ALCUNE CONSIDERAZIONI ELEMENTARI SUL MARXISMO:


I meriti indiscussi di Marx sono innanzitutto quelli di aver dato voce per la prima volta nella storia della filosofia occidentale alla gran massa di lavoratori sfruttati e di aver compiuto un’analisi senza precedenti del capitalismo, mettendo in luce per la prima volta aspetti fino ad allora ignorati come la divisione e la parcellizzazione del lavoro, l’ascesa della borghesia, il plusvalore, l’alienazione, l’atomismo della società occidentale, la netta separazione dell’individuo in borghese e cittadino.
Nonostante il marxismo per alcuni versi poggi sui capisaldi della Fenomenologia dello spirito, (come ad esempio la dialettica padrone/servo), Marx ha attuato una vera rivoluzione copernicana del sistema di pensiero hegeliano, denunciando in Hegel la giustificazione dell’esistente(non è detto che ciò che è reale sia anche razionale) e l’autocoscienza e l’idealismo come fondamenta ultime della realtà.
Marx è riuscito ad essere al contempo filosofo, politico, economista e profeta, anche se come osserva giustamente Lakatos gran parte delle profezie marxiane non si sono avverate.
L’applicazione del marxismo ha però causato 70 milioni di morti nel mondo. Questo è dovuto al fatto che il marxismo non è una filosofia puramente speculativa e contemplativa, ma è la prima filosofia attiva della storia del pensiero.

VOCI FORNITE |
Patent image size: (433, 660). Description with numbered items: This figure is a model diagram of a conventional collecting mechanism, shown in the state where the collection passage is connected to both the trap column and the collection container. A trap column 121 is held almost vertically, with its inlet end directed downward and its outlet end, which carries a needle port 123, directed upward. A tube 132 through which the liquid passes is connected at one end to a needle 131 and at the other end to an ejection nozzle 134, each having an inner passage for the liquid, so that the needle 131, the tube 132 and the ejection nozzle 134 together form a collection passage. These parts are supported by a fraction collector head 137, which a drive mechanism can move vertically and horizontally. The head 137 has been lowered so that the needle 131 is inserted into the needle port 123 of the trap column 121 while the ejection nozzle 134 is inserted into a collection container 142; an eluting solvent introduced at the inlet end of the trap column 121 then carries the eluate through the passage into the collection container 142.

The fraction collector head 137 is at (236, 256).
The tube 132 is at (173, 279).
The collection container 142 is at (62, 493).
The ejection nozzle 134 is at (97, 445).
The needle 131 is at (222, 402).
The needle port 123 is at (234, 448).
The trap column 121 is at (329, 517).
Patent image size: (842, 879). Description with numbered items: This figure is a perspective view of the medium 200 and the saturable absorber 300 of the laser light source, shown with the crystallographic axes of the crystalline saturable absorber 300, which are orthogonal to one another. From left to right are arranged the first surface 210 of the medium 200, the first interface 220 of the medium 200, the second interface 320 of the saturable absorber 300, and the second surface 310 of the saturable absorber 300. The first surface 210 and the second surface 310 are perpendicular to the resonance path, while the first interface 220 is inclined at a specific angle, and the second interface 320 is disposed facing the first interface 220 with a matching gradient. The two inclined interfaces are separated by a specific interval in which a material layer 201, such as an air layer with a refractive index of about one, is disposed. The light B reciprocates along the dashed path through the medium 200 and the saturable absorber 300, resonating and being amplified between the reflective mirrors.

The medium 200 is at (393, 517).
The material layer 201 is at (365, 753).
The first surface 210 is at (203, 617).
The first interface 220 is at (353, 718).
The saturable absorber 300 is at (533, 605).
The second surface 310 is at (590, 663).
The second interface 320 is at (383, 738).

COMPITO DA SVOLGERE |
Rispondi alle domande seguenti sul brano sul marxismo.
1. Su quale opera di Hegel poggia per alcuni versi il marxismo?
2. Chi osserva che gran parte delle profezie marxiane non si sono avverate?
3. Quanti morti nel mondo attribuisce il brano all'applicazione del marxismo?
Le voci fornite non servono per rispondere.

SPAZIO RISPOSTA |
1. Sulla Fenomenologia dello spirito.
2. Lakatos.
3. 70 milioni.